[Source records]

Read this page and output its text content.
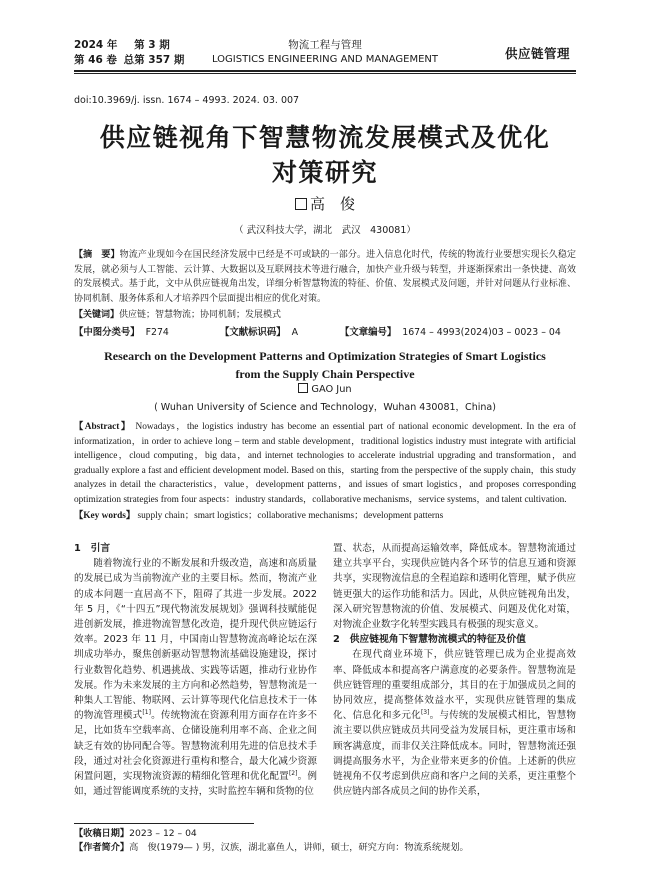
2024 年 第 3 期
第 46 卷 总第 357 期
物流工程与管理
LOGISTICS ENGINEERING AND MANAGEMENT	供应链管理
doi:10.3969/j. issn. 1674 – 4993. 2024. 03. 007
供应链视角下智慧物流发展模式及优化
对策研究
高　俊
（ 武汉科技大学，湖北　武汉　430081）
【摘　要】物流产业现如今在国民经济发展中已经是不可或缺的一部分。进入信息化时代，传统的物流行业要想实现长久稳定发展，就必须与人工智能、云计算、大数据以及互联网技术等进行融合，加快产业升级与转型，并逐渐探索出一条快捷、高效的发展模式。基于此，文中从供应链视角出发，详细分析智慧物流的特征、价值、发展模式及问题，并针对问题从行业标准、协同机制、服务体系和人才培养四个层面提出相应的优化对策。
【关键词】供应链；智慧物流；协同机制；发展模式
【中图分类号】 F274	【文献标识码】 A	【文章编号】 1674 – 4993(2024)03 – 0023 – 04
Research on the Development Patterns and Optimization Strategies of Smart Logistics
from the Supply Chain Perspective
GAO Jun
( Wuhan University of Science and Technology，Wuhan 430081，China)
【Abstract】 Nowadays，the logistics industry has become an essential part of national economic development. In the era of informatization，in order to achieve long – term and stable development，traditional logistics industry must integrate with artificial intelligence，cloud computing，big data，and internet technologies to accelerate industrial upgrading and transformation，and gradually explore a fast and efficient development model. Based on this，starting from the perspective of the supply chain，this study analyzes in detail the characteristics，value，development patterns，and issues of smart logistics，and proposes corresponding optimization strategies from four aspects：industry standards，collaborative mechanisms，service systems，and talent cultivation.
【Key words】 supply chain；smart logistics；collaborative mechanisms；development patterns
1　引言

随着物流行业的不断发展和升级改造，高速和高质量的发展已成为当前物流产业的主要目标。然而，物流产业的成本问题一直居高不下，阻碍了其进一步发展。2022 年 5 月，《“十四五”现代物流发展规划》强调科技赋能促进创新发展，推进物流智慧化改造，提升现代供应链运行效率。2023 年 11 月，中国南山智慧物流高峰论坛在深圳成功举办，聚焦创新驱动智慧物流基础设施建设，探讨行业数智化趋势、机遇挑战、实践等话题，推动行业协作发展。作为未来发展的主方向和必然趋势，智慧物流是一种集人工智能、物联网、云计算等现代化信息技术于一体的物流管理模式[1]。传统物流在资源利用方面存在许多不足，比如货车空载率高、仓储设施利用率不高、企业之间缺乏有效的协同配合等。智慧物流利用先进的信息技术手段，通过对社会化资源进行重构和整合，最大化减少资源闲置问题，实现物流资源的精细化管理和优化配置[2]。例如，通过智能调度系统的支持，实时监控车辆和货物的位

置、状态，从而提高运输效率，降低成本。智慧物流通过建立共享平台，实现供应链内各个环节的信息互通和资源共享，实现物流信息的全程追踪和透明化管理，赋予供应链更强大的运作功能和活力。因此，从供应链视角出发，深入研究智慧物流的价值、发展模式、问题及优化对策，对物流企业数字化转型实践具有极强的现实意义。

2　供应链视角下智慧物流模式的特征及价值

在现代商业环境下，供应链管理已成为企业提高效率、降低成本和提高客户满意度的必要条件。智慧物流是供应链管理的重要组成部分，其目的在于加强成员之间的协同效应，提高整体效益水平，实现供应链管理的集成化、信息化和多元化[3]。与传统的发展模式相比，智慧物流主要以供应链成员共同受益为发展目标，更注重市场和顾客满意度，而非仅关注降低成本。同时，智慧物流还强调提高服务水平，为企业带来更多的价值。上述新的供应链视角不仅考虑到供应商和客户之间的关系，更注重整个供应链内部各成员之间的协作关系，

【收稿日期】2023 – 12 – 04
【作者简介】高　俊(1979— ) 男，汉族，湖北嘉鱼人，讲师，硕士，研究方向：物流系统规划。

**Task directions**
Write out all the entries exactly, except for the pictures.

**Task answer**
Read this page and output its text content.
2024 年 第 3 期
第 46 卷 总第 357 期
物流工程与管理
LOGISTICS ENGINEERING AND MANAGEMENT	供应链管理
doi:10.3969/j. issn. 1674 – 4993. 2024. 03. 007
供应链视角下智慧物流发展模式及优化
对策研究
高　俊
（ 武汉科技大学，湖北　武汉　430081）
【摘　要】物流产业现如今在国民经济发展中已经是不可或缺的一部分。进入信息化时代，传统的物流行业要想实现长久稳定发展，就必须与人工智能、云计算、大数据以及互联网技术等进行融合，加快产业升级与转型，并逐渐探索出一条快捷、高效的发展模式。基于此，文中从供应链视角出发，详细分析智慧物流的特征、价值、发展模式及问题，并针对问题从行业标准、协同机制、服务体系和人才培养四个层面提出相应的优化对策。
【关键词】供应链；智慧物流；协同机制；发展模式
【中图分类号】 F274	【文献标识码】 A	【文章编号】 1674 – 4993(2024)03 – 0023 – 04
Research on the Development Patterns and Optimization Strategies of Smart Logistics
from the Supply Chain Perspective
GAO Jun
( Wuhan University of Science and Technology，Wuhan 430081，China)
【Abstract】 Nowadays，the logistics industry has become an essential part of national economic development. In the era of informatization，in order to achieve long – term and stable development，traditional logistics industry must integrate with artificial intelligence，cloud computing，big data，and internet technologies to accelerate industrial upgrading and transformation，and gradually explore a fast and efficient development model. Based on this，starting from the perspective of the supply chain，this study analyzes in detail the characteristics，value，development patterns，and issues of smart logistics，and proposes corresponding optimization strategies from four aspects：industry standards，collaborative mechanisms，service systems，and talent cultivation.
【Key words】 supply chain；smart logistics；collaborative mechanisms；development patterns
1　引言

随着物流行业的不断发展和升级改造，高速和高质量的发展已成为当前物流产业的主要目标。然而，物流产业的成本问题一直居高不下，阻碍了其进一步发展。2022 年 5 月，《“十四五”现代物流发展规划》强调科技赋能促进创新发展，推进物流智慧化改造，提升现代供应链运行效率。2023 年 11 月，中国南山智慧物流高峰论坛在深圳成功举办，聚焦创新驱动智慧物流基础设施建设，探讨行业数智化趋势、机遇挑战、实践等话题，推动行业协作发展。作为未来发展的主方向和必然趋势，智慧物流是一种集人工智能、物联网、云计算等现代化信息技术于一体的物流管理模式[1]。传统物流在资源利用方面存在许多不足，比如货车空载率高、仓储设施利用率不高、企业之间缺乏有效的协同配合等。智慧物流利用先进的信息技术手段，通过对社会化资源进行重构和整合，最大化减少资源闲置问题，实现物流资源的精细化管理和优化配置[2]。例如，通过智能调度系统的支持，实时监控车辆和货物的位

置、状态，从而提高运输效率，降低成本。智慧物流通过建立共享平台，实现供应链内各个环节的信息互通和资源共享，实现物流信息的全程追踪和透明化管理，赋予供应链更强大的运作功能和活力。因此，从供应链视角出发，深入研究智慧物流的价值、发展模式、问题及优化对策，对物流企业数字化转型实践具有极强的现实意义。

2　供应链视角下智慧物流模式的特征及价值

在现代商业环境下，供应链管理已成为企业提高效率、降低成本和提高客户满意度的必要条件。智慧物流是供应链管理的重要组成部分，其目的在于加强成员之间的协同效应，提高整体效益水平，实现供应链管理的集成化、信息化和多元化[3]。与传统的发展模式相比，智慧物流主要以供应链成员共同受益为发展目标，更注重市场和顾客满意度，而非仅关注降低成本。同时，智慧物流还强调提高服务水平，为企业带来更多的价值。上述新的供应链视角不仅考虑到供应商和客户之间的关系，更注重整个供应链内部各成员之间的协作关系，

【收稿日期】2023 – 12 – 04
【作者简介】高　俊(1979— ) 男，汉族，湖北嘉鱼人，讲师，硕士，研究方向：物流系统规划。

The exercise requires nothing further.